Output the data exactly, with every line intact.
=-=-=-=-=
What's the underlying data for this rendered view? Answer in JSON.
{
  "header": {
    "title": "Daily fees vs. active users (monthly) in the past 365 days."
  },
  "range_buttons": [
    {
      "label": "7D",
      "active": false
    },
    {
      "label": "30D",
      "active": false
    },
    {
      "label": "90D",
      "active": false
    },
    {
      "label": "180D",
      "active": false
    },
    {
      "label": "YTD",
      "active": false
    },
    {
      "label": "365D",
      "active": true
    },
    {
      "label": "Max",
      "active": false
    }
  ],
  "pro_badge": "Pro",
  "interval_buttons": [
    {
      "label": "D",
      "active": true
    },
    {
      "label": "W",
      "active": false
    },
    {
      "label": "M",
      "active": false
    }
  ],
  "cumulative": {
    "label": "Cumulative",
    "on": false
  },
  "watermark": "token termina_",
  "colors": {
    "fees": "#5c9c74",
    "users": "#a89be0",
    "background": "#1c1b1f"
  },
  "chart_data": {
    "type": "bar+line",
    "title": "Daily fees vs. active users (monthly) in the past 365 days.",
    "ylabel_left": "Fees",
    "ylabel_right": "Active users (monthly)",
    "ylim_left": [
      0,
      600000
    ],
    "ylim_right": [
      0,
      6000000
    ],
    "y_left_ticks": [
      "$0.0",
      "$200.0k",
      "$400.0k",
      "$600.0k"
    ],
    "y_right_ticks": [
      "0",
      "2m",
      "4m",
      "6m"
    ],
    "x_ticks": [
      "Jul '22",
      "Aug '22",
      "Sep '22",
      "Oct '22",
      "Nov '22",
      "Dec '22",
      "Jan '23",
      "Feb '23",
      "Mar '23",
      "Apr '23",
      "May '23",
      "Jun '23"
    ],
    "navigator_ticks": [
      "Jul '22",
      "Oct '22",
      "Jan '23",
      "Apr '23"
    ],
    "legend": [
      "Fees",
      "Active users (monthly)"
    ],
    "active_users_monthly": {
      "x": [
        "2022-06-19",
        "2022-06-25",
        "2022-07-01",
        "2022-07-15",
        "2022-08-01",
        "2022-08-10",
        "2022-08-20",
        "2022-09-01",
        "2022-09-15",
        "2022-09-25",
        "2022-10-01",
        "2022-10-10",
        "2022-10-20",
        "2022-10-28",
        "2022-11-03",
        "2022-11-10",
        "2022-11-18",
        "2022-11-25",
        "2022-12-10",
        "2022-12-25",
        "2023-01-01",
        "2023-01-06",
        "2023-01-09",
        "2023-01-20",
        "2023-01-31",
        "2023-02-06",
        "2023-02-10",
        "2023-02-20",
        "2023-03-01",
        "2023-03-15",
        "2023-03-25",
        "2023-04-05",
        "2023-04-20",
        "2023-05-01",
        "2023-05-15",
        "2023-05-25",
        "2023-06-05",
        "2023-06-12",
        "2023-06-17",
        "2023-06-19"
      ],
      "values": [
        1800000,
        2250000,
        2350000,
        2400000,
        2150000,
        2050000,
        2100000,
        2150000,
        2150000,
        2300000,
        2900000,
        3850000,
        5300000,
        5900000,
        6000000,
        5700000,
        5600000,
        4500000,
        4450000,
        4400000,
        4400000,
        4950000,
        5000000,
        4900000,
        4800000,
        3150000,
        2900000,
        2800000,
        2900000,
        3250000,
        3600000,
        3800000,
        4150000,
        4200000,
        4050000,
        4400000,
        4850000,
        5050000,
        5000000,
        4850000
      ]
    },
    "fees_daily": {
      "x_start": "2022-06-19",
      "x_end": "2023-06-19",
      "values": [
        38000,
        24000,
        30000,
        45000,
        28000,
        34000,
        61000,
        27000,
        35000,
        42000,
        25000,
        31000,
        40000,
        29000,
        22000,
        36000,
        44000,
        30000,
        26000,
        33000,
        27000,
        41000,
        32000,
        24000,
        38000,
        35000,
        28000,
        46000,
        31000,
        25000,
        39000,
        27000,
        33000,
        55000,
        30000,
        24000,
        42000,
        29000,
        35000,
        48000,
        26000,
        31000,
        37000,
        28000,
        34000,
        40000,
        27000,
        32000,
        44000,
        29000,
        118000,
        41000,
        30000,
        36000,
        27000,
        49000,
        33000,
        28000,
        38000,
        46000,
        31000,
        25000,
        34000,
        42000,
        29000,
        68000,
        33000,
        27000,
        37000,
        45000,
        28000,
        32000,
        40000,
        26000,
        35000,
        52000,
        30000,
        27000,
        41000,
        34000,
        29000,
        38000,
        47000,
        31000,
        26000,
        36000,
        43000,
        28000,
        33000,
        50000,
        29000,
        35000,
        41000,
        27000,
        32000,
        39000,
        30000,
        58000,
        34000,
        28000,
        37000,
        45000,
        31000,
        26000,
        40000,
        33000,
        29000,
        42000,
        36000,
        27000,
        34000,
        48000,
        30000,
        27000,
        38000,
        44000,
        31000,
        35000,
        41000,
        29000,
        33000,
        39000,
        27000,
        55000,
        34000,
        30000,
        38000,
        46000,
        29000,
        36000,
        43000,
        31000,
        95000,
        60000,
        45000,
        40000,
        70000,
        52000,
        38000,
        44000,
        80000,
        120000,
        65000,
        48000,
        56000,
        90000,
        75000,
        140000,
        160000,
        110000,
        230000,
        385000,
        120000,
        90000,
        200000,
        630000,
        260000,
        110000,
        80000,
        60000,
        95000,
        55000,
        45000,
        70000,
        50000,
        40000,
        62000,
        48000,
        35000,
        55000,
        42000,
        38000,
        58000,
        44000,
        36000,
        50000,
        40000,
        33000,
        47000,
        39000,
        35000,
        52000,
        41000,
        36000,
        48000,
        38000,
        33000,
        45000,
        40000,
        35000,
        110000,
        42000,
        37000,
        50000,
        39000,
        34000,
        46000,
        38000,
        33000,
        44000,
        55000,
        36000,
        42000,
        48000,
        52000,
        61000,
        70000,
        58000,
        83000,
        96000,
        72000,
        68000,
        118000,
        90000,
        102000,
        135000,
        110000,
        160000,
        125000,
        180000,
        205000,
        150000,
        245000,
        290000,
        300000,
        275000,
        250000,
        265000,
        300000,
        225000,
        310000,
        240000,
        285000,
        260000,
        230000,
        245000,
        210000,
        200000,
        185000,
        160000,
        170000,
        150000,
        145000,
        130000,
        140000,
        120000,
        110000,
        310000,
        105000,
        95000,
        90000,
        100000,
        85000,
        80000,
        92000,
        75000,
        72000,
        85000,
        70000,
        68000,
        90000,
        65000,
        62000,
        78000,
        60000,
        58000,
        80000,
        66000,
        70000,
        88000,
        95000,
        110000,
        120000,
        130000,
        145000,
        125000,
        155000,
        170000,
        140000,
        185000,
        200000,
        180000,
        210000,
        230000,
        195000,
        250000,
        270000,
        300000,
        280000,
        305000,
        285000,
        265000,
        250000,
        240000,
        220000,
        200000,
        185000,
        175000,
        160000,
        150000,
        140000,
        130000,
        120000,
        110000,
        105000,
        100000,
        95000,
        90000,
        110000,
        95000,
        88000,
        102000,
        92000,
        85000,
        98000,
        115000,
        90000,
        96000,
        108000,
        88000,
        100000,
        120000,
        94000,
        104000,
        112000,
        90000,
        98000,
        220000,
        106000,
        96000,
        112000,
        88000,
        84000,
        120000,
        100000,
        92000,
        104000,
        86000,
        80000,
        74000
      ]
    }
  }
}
=-=-=-=-=
Written answer:
What's the underlying data for this rendered view? Answer in JSON.
{
  "header": {
    "title": "Daily fees vs. active users (monthly) in the past 365 days."
  },
  "range_buttons": [
    {
      "label": "7D",
      "active": false
    },
    {
      "label": "30D",
      "active": false
    },
    {
      "label": "90D",
      "active": false
    },
    {
      "label": "180D",
      "active": false
    },
    {
      "label": "YTD",
      "active": false
    },
    {
      "label": "365D",
      "active": true
    },
    {
      "label": "Max",
      "active": false
    }
  ],
  "pro_badge": "Pro",
  "interval_buttons": [
    {
      "label": "D",
      "active": true
    },
    {
      "label": "W",
      "active": false
    },
    {
      "label": "M",
      "active": false
    }
  ],
  "cumulative": {
    "label": "Cumulative",
    "on": false
  },
  "watermark": "token termina_",
  "colors": {
    "fees": "#5c9c74",
    "users": "#a89be0",
    "background": "#1c1b1f"
  },
  "chart_data": {
    "type": "bar+line",
    "title": "Daily fees vs. active users (monthly) in the past 365 days.",
    "ylabel_left": "Fees",
    "ylabel_right": "Active users (monthly)",
    "ylim_left": [
      0,
      600000
    ],
    "ylim_right": [
      0,
      6000000
    ],
    "y_left_ticks": [
      "$0.0",
      "$200.0k",
      "$400.0k",
      "$600.0k"
    ],
    "y_right_ticks": [
      "0",
      "2m",
      "4m",
      "6m"
    ],
    "x_ticks": [
      "Jul '22",
      "Aug '22",
      "Sep '22",
      "Oct '22",
      "Nov '22",
      "Dec '22",
      "Jan '23",
      "Feb '23",
      "Mar '23",
      "Apr '23",
      "May '23",
      "Jun '23"
    ],
    "navigator_ticks": [
      "Jul '22",
      "Oct '22",
      "Jan '23",
      "Apr '23"
    ],
    "legend": [
      "Fees",
      "Active users (monthly)"
    ],
    "active_users_monthly": {
      "x": [
        "2022-06-19",
        "2022-06-25",
        "2022-07-01",
        "2022-07-15",
        "2022-08-01",
        "2022-08-10",
        "2022-08-20",
        "2022-09-01",
        "2022-09-15",
        "2022-09-25",
        "2022-10-01",
        "2022-10-10",
        "2022-10-20",
        "2022-10-28",
        "2022-11-03",
        "2022-11-10",
        "2022-11-18",
        "2022-11-25",
        "2022-12-10",
        "2022-12-25",
        "2023-01-01",
        "2023-01-06",
        "2023-01-09",
        "2023-01-20",
        "2023-01-31",
        "2023-02-06",
        "2023-02-10",
        "2023-02-20",
        "2023-03-01",
        "2023-03-15",
        "2023-03-25",
        "2023-04-05",
        "2023-04-20",
        "2023-05-01",
        "2023-05-15",
        "2023-05-25",
        "2023-06-05",
        "2023-06-12",
        "2023-06-17",
        "2023-06-19"
      ],
      "values": [
        1800000,
        2250000,
        2350000,
        2400000,
        2150000,
        2050000,
        2100000,
        2150000,
        2150000,
        2300000,
        2900000,
        3850000,
        5300000,
        5900000,
        6000000,
        5700000,
        5600000,
        4500000,
        4450000,
        4400000,
        4400000,
        4950000,
        5000000,
        4900000,
        4800000,
        3150000,
        2900000,
        2800000,
        2900000,
        3250000,
        3600000,
        3800000,
        4150000,
        4200000,
        4050000,
        4400000,
        4850000,
        5050000,
        5000000,
        4850000
      ]
    },
    "fees_daily": {
      "x_start": "2022-06-19",
      "x_end": "2023-06-19",
      "values": [
        38000,
        24000,
        30000,
        45000,
        28000,
        34000,
        61000,
        27000,
        35000,
        42000,
        25000,
        31000,
        40000,
        29000,
        22000,
        36000,
        44000,
        30000,
        26000,
        33000,
        27000,
        41000,
        32000,
        24000,
        38000,
        35000,
        28000,
        46000,
        31000,
        25000,
        39000,
        27000,
        33000,
        55000,
        30000,
        24000,
        42000,
        29000,
        35000,
        48000,
        26000,
        31000,
        37000,
        28000,
        34000,
        40000,
        27000,
        32000,
        44000,
        29000,
        118000,
        41000,
        30000,
        36000,
        27000,
        49000,
        33000,
        28000,
        38000,
        46000,
        31000,
        25000,
        34000,
        42000,
        29000,
        68000,
        33000,
        27000,
        37000,
        45000,
        28000,
        32000,
        40000,
        26000,
        35000,
        52000,
        30000,
        27000,
        41000,
        34000,
        29000,
        38000,
        47000,
        31000,
        26000,
        36000,
        43000,
        28000,
        33000,
        50000,
        29000,
        35000,
        41000,
        27000,
        32000,
        39000,
        30000,
        58000,
        34000,
        28000,
        37000,
        45000,
        31000,
        26000,
        40000,
        33000,
        29000,
        42000,
        36000,
        27000,
        34000,
        48000,
        30000,
        27000,
        38000,
        44000,
        31000,
        35000,
        41000,
        29000,
        33000,
        39000,
        27000,
        55000,
        34000,
        30000,
        38000,
        46000,
        29000,
        36000,
        43000,
        31000,
        95000,
        60000,
        45000,
        40000,
        70000,
        52000,
        38000,
        44000,
        80000,
        120000,
        65000,
        48000,
        56000,
        90000,
        75000,
        140000,
        160000,
        110000,
        230000,
        385000,
        120000,
        90000,
        200000,
        630000,
        260000,
        110000,
        80000,
        60000,
        95000,
        55000,
        45000,
        70000,
        50000,
        40000,
        62000,
        48000,
        35000,
        55000,
        42000,
        38000,
        58000,
        44000,
        36000,
        50000,
        40000,
        33000,
        47000,
        39000,
        35000,
        52000,
        41000,
        36000,
        48000,
        38000,
        33000,
        45000,
        40000,
        35000,
        110000,
        42000,
        37000,
        50000,
        39000,
        34000,
        46000,
        38000,
        33000,
        44000,
        55000,
        36000,
        42000,
        48000,
        52000,
        61000,
        70000,
        58000,
        83000,
        96000,
        72000,
        68000,
        118000,
        90000,
        102000,
        135000,
        110000,
        160000,
        125000,
        180000,
        205000,
        150000,
        245000,
        290000,
        300000,
        275000,
        250000,
        265000,
        300000,
        225000,
        310000,
        240000,
        285000,
        260000,
        230000,
        245000,
        210000,
        200000,
        185000,
        160000,
        170000,
        150000,
        145000,
        130000,
        140000,
        120000,
        110000,
        310000,
        105000,
        95000,
        90000,
        100000,
        85000,
        80000,
        92000,
        75000,
        72000,
        85000,
        70000,
        68000,
        90000,
        65000,
        62000,
        78000,
        60000,
        58000,
        80000,
        66000,
        70000,
        88000,
        95000,
        110000,
        120000,
        130000,
        145000,
        125000,
        155000,
        170000,
        140000,
        185000,
        200000,
        180000,
        210000,
        230000,
        195000,
        250000,
        270000,
        300000,
        280000,
        305000,
        285000,
        265000,
        250000,
        240000,
        220000,
        200000,
        185000,
        175000,
        160000,
        150000,
        140000,
        130000,
        120000,
        110000,
        105000,
        100000,
        95000,
        90000,
        110000,
        95000,
        88000,
        102000,
        92000,
        85000,
        98000,
        115000,
        90000,
        96000,
        108000,
        88000,
        100000,
        120000,
        94000,
        104000,
        112000,
        90000,
        98000,
        220000,
        106000,
        96000,
        112000,
        88000,
        84000,
        120000,
        100000,
        92000,
        104000,
        86000,
        80000,
        74000
      ]
    }
  }
}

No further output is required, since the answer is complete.